● Stated problem
Pull every line holding the string "Matched" from the records below.

____ Records provided

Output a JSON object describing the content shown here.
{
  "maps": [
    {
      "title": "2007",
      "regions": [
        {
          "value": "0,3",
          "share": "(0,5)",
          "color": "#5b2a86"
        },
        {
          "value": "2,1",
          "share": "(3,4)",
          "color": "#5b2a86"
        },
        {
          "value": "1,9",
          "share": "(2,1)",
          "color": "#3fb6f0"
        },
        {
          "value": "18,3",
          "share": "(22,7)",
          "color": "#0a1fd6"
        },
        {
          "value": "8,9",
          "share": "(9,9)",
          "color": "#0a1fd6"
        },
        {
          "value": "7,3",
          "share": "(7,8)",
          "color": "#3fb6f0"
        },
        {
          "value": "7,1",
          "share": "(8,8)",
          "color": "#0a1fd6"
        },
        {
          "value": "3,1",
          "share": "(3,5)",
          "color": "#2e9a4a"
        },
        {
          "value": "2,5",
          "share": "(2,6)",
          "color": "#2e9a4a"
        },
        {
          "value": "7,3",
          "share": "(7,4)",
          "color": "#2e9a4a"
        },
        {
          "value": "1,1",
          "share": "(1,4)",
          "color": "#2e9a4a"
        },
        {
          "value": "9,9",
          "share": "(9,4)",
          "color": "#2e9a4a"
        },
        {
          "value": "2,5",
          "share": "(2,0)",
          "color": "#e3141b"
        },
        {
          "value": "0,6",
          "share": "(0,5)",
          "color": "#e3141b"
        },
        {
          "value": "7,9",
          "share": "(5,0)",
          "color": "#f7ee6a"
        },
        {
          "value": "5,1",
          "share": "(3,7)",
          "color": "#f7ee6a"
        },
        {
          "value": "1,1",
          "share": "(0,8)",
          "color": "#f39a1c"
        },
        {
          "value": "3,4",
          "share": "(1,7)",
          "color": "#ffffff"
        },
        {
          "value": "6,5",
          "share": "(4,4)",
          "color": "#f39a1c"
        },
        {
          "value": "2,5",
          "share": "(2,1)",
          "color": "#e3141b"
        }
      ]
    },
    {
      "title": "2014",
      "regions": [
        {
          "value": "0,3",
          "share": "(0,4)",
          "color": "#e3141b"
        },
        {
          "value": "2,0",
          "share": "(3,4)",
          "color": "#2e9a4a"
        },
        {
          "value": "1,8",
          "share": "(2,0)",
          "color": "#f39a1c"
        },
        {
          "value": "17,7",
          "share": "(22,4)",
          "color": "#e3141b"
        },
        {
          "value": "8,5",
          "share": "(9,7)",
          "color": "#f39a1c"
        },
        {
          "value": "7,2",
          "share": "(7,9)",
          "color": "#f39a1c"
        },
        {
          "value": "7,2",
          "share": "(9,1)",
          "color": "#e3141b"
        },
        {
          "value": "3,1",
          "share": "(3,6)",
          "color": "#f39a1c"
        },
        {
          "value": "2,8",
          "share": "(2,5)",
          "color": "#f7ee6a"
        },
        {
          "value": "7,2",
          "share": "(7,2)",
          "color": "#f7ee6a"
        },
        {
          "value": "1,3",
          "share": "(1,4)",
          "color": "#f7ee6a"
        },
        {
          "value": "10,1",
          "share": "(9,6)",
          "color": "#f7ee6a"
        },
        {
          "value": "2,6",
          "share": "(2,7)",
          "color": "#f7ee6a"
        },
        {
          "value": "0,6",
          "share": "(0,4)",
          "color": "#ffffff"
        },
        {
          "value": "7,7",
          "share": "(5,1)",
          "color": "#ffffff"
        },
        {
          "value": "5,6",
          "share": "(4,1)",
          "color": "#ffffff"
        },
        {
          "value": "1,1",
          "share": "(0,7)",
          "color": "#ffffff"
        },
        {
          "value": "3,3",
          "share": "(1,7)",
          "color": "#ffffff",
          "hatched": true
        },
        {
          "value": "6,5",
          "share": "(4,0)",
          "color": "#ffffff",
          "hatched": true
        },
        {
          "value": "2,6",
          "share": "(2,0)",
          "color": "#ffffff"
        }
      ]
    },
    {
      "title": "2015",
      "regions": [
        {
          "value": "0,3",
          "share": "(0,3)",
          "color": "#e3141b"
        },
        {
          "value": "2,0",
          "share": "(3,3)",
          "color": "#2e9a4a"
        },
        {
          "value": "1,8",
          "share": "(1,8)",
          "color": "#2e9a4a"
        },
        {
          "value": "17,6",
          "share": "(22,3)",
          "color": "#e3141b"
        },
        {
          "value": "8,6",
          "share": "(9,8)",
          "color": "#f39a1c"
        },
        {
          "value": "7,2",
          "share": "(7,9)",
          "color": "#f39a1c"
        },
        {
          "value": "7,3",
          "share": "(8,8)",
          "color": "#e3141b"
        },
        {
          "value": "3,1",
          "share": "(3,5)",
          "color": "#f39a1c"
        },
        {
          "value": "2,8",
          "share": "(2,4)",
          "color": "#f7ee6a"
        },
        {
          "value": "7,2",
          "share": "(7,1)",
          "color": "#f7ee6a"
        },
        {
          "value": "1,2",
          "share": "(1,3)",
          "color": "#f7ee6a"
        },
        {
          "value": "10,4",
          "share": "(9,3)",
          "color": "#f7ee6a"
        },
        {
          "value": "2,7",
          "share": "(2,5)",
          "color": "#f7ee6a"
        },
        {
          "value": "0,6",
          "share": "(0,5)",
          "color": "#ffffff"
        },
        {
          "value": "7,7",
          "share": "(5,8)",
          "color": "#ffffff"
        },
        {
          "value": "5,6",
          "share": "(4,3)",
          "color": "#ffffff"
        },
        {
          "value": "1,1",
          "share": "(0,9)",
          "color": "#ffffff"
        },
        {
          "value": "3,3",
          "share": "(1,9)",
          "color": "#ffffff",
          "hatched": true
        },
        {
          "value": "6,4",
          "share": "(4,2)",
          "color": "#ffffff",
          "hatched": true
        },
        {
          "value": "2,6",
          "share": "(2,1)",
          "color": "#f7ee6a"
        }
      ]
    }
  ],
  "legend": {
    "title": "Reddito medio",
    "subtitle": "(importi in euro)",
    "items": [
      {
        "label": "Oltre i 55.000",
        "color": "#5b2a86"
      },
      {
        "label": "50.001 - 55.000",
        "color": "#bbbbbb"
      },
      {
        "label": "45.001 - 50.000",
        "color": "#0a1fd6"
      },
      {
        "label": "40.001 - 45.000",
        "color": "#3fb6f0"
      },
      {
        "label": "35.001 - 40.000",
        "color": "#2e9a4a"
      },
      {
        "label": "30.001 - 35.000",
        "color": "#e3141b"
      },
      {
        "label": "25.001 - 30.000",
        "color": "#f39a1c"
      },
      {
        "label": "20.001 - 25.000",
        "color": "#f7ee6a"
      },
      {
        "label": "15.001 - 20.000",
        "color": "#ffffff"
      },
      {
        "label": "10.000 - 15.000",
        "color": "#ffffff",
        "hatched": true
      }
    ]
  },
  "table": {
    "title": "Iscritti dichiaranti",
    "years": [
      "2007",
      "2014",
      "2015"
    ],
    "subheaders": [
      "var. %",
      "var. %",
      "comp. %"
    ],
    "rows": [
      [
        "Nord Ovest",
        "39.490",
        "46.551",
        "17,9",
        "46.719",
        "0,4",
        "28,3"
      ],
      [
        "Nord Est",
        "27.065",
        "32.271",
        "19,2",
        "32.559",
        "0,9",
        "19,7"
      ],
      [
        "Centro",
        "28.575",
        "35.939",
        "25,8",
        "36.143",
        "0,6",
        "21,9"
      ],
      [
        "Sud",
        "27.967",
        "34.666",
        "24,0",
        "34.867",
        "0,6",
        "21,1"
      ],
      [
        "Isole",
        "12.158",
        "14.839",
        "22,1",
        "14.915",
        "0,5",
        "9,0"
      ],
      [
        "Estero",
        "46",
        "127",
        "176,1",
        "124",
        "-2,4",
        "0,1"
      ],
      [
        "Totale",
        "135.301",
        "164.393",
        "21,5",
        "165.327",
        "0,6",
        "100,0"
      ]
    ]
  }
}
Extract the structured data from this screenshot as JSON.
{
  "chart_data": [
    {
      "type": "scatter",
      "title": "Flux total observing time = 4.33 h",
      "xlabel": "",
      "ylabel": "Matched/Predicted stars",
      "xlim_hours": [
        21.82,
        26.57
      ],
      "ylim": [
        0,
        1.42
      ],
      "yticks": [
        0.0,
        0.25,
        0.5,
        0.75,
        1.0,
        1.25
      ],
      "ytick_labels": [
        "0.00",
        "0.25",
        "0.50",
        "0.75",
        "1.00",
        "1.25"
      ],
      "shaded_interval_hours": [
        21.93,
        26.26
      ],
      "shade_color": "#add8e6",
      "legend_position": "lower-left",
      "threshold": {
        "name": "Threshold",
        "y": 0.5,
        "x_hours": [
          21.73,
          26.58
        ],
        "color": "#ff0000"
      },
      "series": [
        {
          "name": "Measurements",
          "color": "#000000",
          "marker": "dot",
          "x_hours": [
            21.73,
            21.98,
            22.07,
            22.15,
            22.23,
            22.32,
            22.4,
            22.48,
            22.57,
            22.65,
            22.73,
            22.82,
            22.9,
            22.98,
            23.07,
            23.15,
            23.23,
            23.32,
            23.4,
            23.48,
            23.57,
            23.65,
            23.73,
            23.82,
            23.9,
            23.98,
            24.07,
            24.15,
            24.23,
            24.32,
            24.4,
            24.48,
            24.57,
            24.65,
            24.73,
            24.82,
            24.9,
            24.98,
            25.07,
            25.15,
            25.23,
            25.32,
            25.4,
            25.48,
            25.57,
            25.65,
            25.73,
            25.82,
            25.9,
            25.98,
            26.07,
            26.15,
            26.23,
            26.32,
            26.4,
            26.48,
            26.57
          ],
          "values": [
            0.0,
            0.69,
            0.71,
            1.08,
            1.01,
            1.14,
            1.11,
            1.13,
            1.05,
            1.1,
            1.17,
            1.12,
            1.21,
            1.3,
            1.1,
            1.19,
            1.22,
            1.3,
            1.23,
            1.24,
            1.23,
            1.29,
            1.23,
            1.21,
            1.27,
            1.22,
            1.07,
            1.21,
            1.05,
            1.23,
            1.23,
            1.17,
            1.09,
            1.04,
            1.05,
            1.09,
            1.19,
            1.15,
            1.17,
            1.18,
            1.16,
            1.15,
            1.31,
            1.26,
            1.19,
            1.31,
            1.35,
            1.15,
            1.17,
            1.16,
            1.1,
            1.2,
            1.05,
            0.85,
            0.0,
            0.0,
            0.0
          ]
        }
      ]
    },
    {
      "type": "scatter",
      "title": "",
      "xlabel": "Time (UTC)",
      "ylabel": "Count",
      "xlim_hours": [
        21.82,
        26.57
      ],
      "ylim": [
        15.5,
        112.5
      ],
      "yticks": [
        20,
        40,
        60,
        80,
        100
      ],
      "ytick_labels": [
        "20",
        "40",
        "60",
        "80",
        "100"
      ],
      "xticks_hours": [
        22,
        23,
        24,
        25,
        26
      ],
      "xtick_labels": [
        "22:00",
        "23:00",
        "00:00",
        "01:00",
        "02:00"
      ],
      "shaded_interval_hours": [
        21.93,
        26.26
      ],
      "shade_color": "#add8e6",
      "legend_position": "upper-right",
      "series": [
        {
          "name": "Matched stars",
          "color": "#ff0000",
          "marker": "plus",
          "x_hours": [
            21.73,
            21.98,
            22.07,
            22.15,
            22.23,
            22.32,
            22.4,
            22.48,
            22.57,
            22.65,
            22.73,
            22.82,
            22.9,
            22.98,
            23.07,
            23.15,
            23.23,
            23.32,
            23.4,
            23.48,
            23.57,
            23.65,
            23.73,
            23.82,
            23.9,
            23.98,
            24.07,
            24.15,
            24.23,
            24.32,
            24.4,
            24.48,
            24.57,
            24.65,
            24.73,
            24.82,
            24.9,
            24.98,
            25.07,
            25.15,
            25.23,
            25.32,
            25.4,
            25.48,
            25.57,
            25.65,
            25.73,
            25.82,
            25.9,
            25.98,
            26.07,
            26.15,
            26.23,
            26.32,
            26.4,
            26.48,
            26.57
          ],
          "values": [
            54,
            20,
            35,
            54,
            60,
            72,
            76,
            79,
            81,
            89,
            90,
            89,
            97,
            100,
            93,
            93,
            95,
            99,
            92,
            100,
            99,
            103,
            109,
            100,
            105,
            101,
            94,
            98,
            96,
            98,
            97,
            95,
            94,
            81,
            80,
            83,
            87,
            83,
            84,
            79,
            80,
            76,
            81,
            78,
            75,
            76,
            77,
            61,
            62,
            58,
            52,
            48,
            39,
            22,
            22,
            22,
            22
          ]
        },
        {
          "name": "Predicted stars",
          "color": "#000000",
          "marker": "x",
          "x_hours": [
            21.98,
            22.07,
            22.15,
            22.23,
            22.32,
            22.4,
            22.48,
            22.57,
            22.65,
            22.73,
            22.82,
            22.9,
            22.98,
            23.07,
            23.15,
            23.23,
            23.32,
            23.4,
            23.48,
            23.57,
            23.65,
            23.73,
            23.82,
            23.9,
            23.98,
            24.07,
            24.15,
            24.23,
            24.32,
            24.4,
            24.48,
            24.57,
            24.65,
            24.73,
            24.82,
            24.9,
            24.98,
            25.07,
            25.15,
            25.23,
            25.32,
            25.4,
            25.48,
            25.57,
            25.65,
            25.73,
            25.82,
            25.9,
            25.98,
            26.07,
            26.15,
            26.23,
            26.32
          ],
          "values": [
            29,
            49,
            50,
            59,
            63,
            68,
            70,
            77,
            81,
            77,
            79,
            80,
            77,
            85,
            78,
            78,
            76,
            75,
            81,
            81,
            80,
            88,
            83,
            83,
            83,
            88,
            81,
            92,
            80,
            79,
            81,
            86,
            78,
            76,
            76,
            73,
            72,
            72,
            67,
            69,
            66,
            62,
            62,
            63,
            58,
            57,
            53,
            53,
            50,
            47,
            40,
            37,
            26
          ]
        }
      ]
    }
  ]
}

________

● Task output
      "ylabel": "Matched/Predicted stars",
          "name": "Matched stars",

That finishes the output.